• EXERCISE BRIEF: Each entry below is to be transcribed exactly.

▬▬▬▬▬▬

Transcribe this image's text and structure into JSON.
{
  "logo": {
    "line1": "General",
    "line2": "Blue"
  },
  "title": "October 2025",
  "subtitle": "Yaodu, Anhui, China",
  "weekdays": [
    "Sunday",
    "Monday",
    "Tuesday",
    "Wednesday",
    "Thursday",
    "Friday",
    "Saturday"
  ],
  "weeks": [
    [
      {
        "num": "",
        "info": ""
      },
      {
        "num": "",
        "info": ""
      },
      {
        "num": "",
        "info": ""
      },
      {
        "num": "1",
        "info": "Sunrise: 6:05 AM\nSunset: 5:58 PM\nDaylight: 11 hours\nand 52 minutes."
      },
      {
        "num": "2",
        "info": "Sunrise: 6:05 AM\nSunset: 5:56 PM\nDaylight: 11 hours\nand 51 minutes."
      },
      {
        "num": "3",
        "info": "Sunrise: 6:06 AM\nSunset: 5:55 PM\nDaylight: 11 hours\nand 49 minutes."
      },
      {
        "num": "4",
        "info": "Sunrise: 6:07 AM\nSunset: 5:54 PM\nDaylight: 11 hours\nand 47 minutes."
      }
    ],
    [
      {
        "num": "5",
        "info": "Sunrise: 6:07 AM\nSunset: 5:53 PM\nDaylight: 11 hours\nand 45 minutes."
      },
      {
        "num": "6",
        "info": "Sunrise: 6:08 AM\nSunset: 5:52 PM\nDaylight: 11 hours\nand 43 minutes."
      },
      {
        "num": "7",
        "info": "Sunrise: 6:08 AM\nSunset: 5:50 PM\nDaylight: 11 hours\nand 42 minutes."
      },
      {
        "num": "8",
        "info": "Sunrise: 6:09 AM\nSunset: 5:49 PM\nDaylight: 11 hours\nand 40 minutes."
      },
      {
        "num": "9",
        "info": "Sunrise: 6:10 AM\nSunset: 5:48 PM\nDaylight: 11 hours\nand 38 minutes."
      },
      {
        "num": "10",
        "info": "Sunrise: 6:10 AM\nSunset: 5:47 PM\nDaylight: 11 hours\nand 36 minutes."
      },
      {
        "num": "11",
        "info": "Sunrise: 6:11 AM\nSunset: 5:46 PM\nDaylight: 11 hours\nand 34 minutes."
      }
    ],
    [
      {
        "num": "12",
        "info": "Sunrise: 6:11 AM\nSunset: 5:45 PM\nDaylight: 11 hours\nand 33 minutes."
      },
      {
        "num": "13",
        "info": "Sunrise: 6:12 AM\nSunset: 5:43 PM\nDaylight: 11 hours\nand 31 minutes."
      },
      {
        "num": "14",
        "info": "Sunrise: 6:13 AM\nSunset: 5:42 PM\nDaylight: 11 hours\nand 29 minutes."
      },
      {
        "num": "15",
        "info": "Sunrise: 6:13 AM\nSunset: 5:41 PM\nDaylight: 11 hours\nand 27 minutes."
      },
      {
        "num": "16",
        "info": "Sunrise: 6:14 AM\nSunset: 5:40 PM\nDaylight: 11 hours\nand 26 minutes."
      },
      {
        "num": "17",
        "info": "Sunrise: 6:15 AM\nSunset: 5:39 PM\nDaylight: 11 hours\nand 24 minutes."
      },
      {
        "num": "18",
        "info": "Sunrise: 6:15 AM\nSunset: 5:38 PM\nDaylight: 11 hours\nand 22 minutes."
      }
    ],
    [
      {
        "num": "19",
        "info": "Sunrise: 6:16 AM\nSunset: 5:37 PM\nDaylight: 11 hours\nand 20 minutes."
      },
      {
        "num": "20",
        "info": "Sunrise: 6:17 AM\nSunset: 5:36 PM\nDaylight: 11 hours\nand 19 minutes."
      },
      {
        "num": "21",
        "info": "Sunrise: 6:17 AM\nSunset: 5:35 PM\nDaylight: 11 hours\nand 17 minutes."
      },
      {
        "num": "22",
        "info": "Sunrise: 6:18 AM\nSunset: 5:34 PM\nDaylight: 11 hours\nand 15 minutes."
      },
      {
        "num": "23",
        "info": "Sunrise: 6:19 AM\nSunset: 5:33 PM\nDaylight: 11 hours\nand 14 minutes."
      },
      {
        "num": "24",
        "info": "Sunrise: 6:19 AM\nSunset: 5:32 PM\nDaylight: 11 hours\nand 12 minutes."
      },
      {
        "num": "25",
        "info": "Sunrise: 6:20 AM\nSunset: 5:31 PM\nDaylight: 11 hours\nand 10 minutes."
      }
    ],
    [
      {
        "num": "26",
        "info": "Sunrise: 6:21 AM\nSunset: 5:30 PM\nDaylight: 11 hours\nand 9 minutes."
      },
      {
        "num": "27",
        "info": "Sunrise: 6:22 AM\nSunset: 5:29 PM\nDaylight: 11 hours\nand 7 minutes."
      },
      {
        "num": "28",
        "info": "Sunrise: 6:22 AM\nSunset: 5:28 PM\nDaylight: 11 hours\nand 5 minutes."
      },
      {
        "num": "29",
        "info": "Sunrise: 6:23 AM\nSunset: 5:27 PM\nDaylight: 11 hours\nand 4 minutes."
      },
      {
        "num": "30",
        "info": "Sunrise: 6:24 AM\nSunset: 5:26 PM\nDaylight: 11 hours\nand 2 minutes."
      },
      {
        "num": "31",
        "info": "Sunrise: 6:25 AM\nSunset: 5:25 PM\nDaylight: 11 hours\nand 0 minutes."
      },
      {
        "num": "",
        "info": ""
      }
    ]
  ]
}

▬▬▬▬▬▬

• EXPECTED OUTPUT:
Transcribe this image's text and structure into JSON.
{
  "logo": {
    "line1": "General",
    "line2": "Blue"
  },
  "title": "October 2025",
  "subtitle": "Yaodu, Anhui, China",
  "weekdays": [
    "Sunday",
    "Monday",
    "Tuesday",
    "Wednesday",
    "Thursday",
    "Friday",
    "Saturday"
  ],
  "weeks": [
    [
      {
        "num": "",
        "info": ""
      },
      {
        "num": "",
        "info": ""
      },
      {
        "num": "",
        "info": ""
      },
      {
        "num": "1",
        "info": "Sunrise: 6:05 AM\nSunset: 5:58 PM\nDaylight: 11 hours\nand 52 minutes."
      },
      {
        "num": "2",
        "info": "Sunrise: 6:05 AM\nSunset: 5:56 PM\nDaylight: 11 hours\nand 51 minutes."
      },
      {
        "num": "3",
        "info": "Sunrise: 6:06 AM\nSunset: 5:55 PM\nDaylight: 11 hours\nand 49 minutes."
      },
      {
        "num": "4",
        "info": "Sunrise: 6:07 AM\nSunset: 5:54 PM\nDaylight: 11 hours\nand 47 minutes."
      }
    ],
    [
      {
        "num": "5",
        "info": "Sunrise: 6:07 AM\nSunset: 5:53 PM\nDaylight: 11 hours\nand 45 minutes."
      },
      {
        "num": "6",
        "info": "Sunrise: 6:08 AM\nSunset: 5:52 PM\nDaylight: 11 hours\nand 43 minutes."
      },
      {
        "num": "7",
        "info": "Sunrise: 6:08 AM\nSunset: 5:50 PM\nDaylight: 11 hours\nand 42 minutes."
      },
      {
        "num": "8",
        "info": "Sunrise: 6:09 AM\nSunset: 5:49 PM\nDaylight: 11 hours\nand 40 minutes."
      },
      {
        "num": "9",
        "info": "Sunrise: 6:10 AM\nSunset: 5:48 PM\nDaylight: 11 hours\nand 38 minutes."
      },
      {
        "num": "10",
        "info": "Sunrise: 6:10 AM\nSunset: 5:47 PM\nDaylight: 11 hours\nand 36 minutes."
      },
      {
        "num": "11",
        "info": "Sunrise: 6:11 AM\nSunset: 5:46 PM\nDaylight: 11 hours\nand 34 minutes."
      }
    ],
    [
      {
        "num": "12",
        "info": "Sunrise: 6:11 AM\nSunset: 5:45 PM\nDaylight: 11 hours\nand 33 minutes."
      },
      {
        "num": "13",
        "info": "Sunrise: 6:12 AM\nSunset: 5:43 PM\nDaylight: 11 hours\nand 31 minutes."
      },
      {
        "num": "14",
        "info": "Sunrise: 6:13 AM\nSunset: 5:42 PM\nDaylight: 11 hours\nand 29 minutes."
      },
      {
        "num": "15",
        "info": "Sunrise: 6:13 AM\nSunset: 5:41 PM\nDaylight: 11 hours\nand 27 minutes."
      },
      {
        "num": "16",
        "info": "Sunrise: 6:14 AM\nSunset: 5:40 PM\nDaylight: 11 hours\nand 26 minutes."
      },
      {
        "num": "17",
        "info": "Sunrise: 6:15 AM\nSunset: 5:39 PM\nDaylight: 11 hours\nand 24 minutes."
      },
      {
        "num": "18",
        "info": "Sunrise: 6:15 AM\nSunset: 5:38 PM\nDaylight: 11 hours\nand 22 minutes."
      }
    ],
    [
      {
        "num": "19",
        "info": "Sunrise: 6:16 AM\nSunset: 5:37 PM\nDaylight: 11 hours\nand 20 minutes."
      },
      {
        "num": "20",
        "info": "Sunrise: 6:17 AM\nSunset: 5:36 PM\nDaylight: 11 hours\nand 19 minutes."
      },
      {
        "num": "21",
        "info": "Sunrise: 6:17 AM\nSunset: 5:35 PM\nDaylight: 11 hours\nand 17 minutes."
      },
      {
        "num": "22",
        "info": "Sunrise: 6:18 AM\nSunset: 5:34 PM\nDaylight: 11 hours\nand 15 minutes."
      },
      {
        "num": "23",
        "info": "Sunrise: 6:19 AM\nSunset: 5:33 PM\nDaylight: 11 hours\nand 14 minutes."
      },
      {
        "num": "24",
        "info": "Sunrise: 6:19 AM\nSunset: 5:32 PM\nDaylight: 11 hours\nand 12 minutes."
      },
      {
        "num": "25",
        "info": "Sunrise: 6:20 AM\nSunset: 5:31 PM\nDaylight: 11 hours\nand 10 minutes."
      }
    ],
    [
      {
        "num": "26",
        "info": "Sunrise: 6:21 AM\nSunset: 5:30 PM\nDaylight: 11 hours\nand 9 minutes."
      },
      {
        "num": "27",
        "info": "Sunrise: 6:22 AM\nSunset: 5:29 PM\nDaylight: 11 hours\nand 7 minutes."
      },
      {
        "num": "28",
        "info": "Sunrise: 6:22 AM\nSunset: 5:28 PM\nDaylight: 11 hours\nand 5 minutes."
      },
      {
        "num": "29",
        "info": "Sunrise: 6:23 AM\nSunset: 5:27 PM\nDaylight: 11 hours\nand 4 minutes."
      },
      {
        "num": "30",
        "info": "Sunrise: 6:24 AM\nSunset: 5:26 PM\nDaylight: 11 hours\nand 2 minutes."
      },
      {
        "num": "31",
        "info": "Sunrise: 6:25 AM\nSunset: 5:25 PM\nDaylight: 11 hours\nand 0 minutes."
      },
      {
        "num": "",
        "info": ""
      }
    ]
  ]
}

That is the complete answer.